ACTIVITY LIST:
**A)** Reproduce everything in the comment thread on downtown parking from "2. Adam MillerAdam" down to "transit station have.".
**B)** In the comment thread on downtown parking, rewrite the paragraph beginning "If I drive into downtown from the north" in fewer words, keeping its main facts.
**C)** Extend the comment thread on downtown parking from where it stops.

GIVEN TEXT:

      1. Josh

        Thats a good point. I think the goal in general is to just gradually shift away over time – not really a whole sale demolition of a ll parking period.

        But yes, the rural visitors is something I don’t usually consider.

      2. Adam MillerAdam Miller

        “Parking ramps allow millions of people who have no public transit available…”

        Who is this? Which roads can you drive into downtown without passing a place where you could catch a bus or train? Why does the city benefit from making driving all the way downtown the most convenient option?

        And yes, it very much rubs me the wrong way when people argue that the city should make itself worse for the convenience of people who only visit it occasionally. Among other things, I don’t think it even works, as people generally prefer to visit pleasant places, not abundant parking.

        1. Monte Castleman

          How many park and ride places does the typical bus stop or light rail transit station have.

          As far as “pleasant places”, yes that’s a conundrum. Because a lot of people won’t go to a place if they have to ride a bus, but a lot of parking admittedly makes the place less pleasant. My sister won’t ever go to 50th and France or Uptown because of how hard it is to drive and park there, yet she’s always begging me to drive her there because of all the cute shops there. (And no, she would never consider riding a bus, ever).

          But for sports stadiums I don’t care how pleasant the neighborhood is since once I park by the stadium and enter the neighborhood is outside. If Minneapolis doesn’t want to provide parking for the suburbanites that want to drive there then they never should have been built downtown, seems we had a location out in Bloomington for the Vikings, Twins, and North Stars that had plenty of parking. To say nothing about how hard titillating is now downtown.

        2. Brian

          If I drive into downtown from the north I don’t pass by any park and ride that has service on the weekends. Sure, I could drive another 8 to 10 miles south to a blue line park and ride, but how is burning another gallon of gas round trip helping the environment?

          Minneapolis wants people to come downtown. That is why they have a convention center that cost tens of millions in downtown. How many people would simply not come to the NCAA fan fest if they had to use transit?

  3. Julia

    This is an excellent piece, thank you! I really appreciate the framing with questions to help people assess climate breakdown (and then formulate their own responses!

Dataset entries:
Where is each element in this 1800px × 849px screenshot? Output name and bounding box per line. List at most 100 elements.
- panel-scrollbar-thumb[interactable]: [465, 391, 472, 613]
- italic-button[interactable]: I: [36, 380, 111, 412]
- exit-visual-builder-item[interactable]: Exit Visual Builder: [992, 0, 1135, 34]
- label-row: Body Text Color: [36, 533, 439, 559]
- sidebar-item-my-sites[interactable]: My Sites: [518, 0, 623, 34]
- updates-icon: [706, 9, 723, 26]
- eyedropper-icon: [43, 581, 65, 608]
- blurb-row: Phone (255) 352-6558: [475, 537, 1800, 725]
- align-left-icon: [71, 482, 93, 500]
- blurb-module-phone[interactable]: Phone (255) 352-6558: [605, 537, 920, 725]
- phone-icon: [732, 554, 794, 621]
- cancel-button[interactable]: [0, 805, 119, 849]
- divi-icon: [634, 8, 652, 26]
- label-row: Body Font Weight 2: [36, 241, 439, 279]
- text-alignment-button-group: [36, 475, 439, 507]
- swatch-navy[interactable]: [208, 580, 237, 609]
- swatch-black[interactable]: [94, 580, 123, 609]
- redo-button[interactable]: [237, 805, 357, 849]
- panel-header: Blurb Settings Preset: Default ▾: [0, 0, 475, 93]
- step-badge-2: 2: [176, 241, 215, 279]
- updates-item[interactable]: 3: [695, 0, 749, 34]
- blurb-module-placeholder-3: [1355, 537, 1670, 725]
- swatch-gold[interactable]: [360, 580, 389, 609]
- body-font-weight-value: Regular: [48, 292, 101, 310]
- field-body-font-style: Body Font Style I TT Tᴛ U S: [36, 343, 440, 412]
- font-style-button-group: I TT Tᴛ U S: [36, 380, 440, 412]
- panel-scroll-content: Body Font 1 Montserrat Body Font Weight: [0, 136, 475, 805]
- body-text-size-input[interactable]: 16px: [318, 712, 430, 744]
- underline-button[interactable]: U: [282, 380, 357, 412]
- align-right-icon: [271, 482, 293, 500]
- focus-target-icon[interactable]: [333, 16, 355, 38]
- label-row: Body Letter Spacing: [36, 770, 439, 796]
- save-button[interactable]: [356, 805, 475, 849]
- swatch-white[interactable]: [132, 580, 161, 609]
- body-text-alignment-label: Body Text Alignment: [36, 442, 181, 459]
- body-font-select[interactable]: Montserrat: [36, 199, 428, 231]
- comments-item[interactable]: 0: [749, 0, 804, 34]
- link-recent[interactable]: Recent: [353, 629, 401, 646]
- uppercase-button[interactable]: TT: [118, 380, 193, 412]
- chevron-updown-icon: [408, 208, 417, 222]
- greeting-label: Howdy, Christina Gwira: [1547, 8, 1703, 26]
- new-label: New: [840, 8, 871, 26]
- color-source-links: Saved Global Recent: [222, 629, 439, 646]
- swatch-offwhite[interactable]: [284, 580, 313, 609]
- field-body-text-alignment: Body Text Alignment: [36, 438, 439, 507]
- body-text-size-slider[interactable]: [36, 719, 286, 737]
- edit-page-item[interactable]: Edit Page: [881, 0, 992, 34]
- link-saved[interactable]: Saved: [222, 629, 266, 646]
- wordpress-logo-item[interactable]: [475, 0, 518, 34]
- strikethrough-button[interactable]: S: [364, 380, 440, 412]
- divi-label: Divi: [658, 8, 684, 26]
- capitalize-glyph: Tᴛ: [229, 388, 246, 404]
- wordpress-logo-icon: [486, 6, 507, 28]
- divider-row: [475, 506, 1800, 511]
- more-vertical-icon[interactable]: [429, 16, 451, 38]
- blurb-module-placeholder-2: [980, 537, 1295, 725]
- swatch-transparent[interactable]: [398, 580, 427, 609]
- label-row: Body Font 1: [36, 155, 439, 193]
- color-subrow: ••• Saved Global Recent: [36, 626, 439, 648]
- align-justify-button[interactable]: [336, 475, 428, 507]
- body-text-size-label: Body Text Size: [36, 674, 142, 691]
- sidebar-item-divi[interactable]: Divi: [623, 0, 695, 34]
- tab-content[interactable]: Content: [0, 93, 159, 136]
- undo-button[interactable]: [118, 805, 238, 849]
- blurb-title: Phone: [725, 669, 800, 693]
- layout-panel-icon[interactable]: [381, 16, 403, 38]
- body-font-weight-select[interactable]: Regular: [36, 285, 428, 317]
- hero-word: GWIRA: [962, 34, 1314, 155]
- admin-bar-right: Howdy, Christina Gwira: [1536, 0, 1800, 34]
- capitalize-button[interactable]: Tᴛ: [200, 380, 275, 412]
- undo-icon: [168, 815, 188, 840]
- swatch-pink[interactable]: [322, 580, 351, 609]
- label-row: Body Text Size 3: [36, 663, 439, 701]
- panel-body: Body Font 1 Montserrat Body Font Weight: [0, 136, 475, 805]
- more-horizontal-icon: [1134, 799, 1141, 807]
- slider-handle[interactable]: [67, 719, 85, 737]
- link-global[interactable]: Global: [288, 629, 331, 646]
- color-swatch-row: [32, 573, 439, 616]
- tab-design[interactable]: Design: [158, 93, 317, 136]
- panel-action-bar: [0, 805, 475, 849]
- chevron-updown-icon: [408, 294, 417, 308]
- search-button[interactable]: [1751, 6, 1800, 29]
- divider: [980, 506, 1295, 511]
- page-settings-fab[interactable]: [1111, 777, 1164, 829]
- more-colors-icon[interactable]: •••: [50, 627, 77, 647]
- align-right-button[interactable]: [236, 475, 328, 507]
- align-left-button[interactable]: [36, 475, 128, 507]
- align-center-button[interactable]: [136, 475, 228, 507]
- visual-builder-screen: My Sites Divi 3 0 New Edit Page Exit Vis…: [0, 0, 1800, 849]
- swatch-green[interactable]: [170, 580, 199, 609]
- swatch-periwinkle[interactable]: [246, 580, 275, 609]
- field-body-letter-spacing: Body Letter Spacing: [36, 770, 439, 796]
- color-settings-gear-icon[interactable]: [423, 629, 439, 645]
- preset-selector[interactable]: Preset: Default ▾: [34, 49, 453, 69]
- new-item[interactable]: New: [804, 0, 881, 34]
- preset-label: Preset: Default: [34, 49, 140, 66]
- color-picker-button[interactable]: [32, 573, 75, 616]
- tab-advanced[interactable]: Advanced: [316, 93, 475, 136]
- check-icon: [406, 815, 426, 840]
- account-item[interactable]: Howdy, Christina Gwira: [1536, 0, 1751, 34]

TASK-BY-TASK RESULTS:
**A)**
2. Adam MillerAdam Miller

        “Parking ramps allow millions of people who have no public transit available…”

        Who is this? Which roads can you drive into downtown without passing a place where you could catch a bus or train? Why does the city benefit from making driving all the way downtown the most convenient option?

        And yes, it very much rubs me the wrong way when people argue that the city should make itself worse for the convenience of people who only visit it occasionally. Among other things, I don’t think it even works, as people generally prefer to visit pleasant places, not abundant parking.

        1. Monte Castleman

          How many park and ride places does the typical bus stop or light rail transit station have.

**B)** Coming into downtown from the north, the writer passes no park and ride with weekend service. Reaching a Blue Line park and ride would mean driving another 8 to 10 miles south, and the writer asks how burning an extra gallon of gas round trip helps the environment.

**C)**
    I kept scrolling back to see if you link to Minneapolis’ Transportation Action Plan, which happens within the same framework as the Comprehensive Plan (in response to it). It’s up for public engagement throughout April and will guide Minneapolis’ transportation and public right of way choices for the next ten years.

    Right now, in my view, there’s a strong risk of it being far too tepid to truly spur the modeshare shift and rethinking of our publicly held right of way that we need in the face of spiralling climate breakdown and still-increasing emissions–we need to see engaged residents pushing Public Works towards bigger and more meaningful ideas than simply adding bike lanes or considering winter maintenance of sidewalks–we need to be talking about greatly reducing vehicles in our city, phasing out large freight vehicles (the presence of which necessitate extremely dangerous street design), rethinking walking infrastructure completely (sidewalks are not designed to drain and instead the city requires them to serve as stormwater mitigation routes for private parcels), and creating street that are flexible enough to meet our city’s needs as we see a rapid decrease in SOV and uptick in population.

    For those interested in attending, meeting information is here:

    1. Brian

      How do you propose that freight is delivered to businesses downtown without large trucks? I thought the fire dept is usually the one insisting on making it easy for their large trucks to get around?

      1. Andrew Evans


        Or how trash is picked up. Maybe we can all use our city mandated large freight bikes to drop off trash at centralized locations.